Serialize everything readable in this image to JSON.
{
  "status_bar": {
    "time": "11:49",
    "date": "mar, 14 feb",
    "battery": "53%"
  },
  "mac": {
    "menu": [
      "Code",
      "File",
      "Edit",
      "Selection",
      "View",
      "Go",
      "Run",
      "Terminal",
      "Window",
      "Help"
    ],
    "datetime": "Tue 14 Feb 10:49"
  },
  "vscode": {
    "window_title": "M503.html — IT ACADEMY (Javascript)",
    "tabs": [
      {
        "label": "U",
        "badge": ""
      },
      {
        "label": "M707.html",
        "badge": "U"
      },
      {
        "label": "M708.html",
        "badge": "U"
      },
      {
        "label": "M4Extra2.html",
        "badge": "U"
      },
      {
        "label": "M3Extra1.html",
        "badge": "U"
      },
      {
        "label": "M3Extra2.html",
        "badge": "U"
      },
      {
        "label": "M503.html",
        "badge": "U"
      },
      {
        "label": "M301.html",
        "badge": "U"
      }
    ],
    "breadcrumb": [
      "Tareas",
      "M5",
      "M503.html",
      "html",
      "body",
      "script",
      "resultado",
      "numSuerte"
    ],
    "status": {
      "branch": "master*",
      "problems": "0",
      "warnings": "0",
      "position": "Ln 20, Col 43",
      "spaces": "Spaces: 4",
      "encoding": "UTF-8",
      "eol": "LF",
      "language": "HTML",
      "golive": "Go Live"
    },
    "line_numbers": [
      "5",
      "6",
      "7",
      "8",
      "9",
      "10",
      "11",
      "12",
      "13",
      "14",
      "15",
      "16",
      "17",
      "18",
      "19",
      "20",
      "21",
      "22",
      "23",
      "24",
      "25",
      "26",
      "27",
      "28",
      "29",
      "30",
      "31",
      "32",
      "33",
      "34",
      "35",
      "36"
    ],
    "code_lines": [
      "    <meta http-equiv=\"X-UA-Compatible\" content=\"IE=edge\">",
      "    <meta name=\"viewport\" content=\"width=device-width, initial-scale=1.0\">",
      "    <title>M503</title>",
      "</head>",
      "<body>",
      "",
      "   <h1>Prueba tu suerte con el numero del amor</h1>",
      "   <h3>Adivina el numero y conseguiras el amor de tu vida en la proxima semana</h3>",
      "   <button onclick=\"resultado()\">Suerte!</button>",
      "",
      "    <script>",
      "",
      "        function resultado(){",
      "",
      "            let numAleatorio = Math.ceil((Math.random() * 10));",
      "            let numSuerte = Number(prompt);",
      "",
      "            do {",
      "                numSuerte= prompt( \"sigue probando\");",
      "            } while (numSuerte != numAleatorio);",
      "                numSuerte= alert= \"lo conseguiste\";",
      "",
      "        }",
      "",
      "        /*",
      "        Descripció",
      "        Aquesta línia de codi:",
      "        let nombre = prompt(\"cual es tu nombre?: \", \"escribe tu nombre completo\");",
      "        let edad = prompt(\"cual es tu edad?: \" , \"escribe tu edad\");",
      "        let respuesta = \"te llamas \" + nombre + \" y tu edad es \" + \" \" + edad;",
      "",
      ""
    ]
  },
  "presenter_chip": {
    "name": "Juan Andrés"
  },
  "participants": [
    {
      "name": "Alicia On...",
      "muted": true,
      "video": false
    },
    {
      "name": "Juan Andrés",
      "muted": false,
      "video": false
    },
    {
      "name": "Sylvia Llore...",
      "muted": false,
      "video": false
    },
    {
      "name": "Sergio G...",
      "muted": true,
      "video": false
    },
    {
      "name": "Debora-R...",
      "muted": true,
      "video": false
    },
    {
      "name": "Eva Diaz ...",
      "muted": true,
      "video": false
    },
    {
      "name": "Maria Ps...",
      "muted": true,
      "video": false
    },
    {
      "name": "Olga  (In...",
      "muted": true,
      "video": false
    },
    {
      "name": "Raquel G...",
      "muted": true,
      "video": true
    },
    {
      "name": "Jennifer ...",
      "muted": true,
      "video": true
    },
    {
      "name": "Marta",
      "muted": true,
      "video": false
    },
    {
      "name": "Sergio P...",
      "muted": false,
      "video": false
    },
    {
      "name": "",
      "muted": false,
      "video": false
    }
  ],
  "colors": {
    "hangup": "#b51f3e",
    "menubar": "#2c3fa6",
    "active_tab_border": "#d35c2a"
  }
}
..........
=== Aim of the task ===
Set out every line from the material that contains the string "meta".

=== Response below ===
      "    <meta http-equiv=\"X-UA-Compatible\" content=\"IE=edge\">",
      "    <meta name=\"viewport\" content=\"width=device-width, initial-scale=1.0\">",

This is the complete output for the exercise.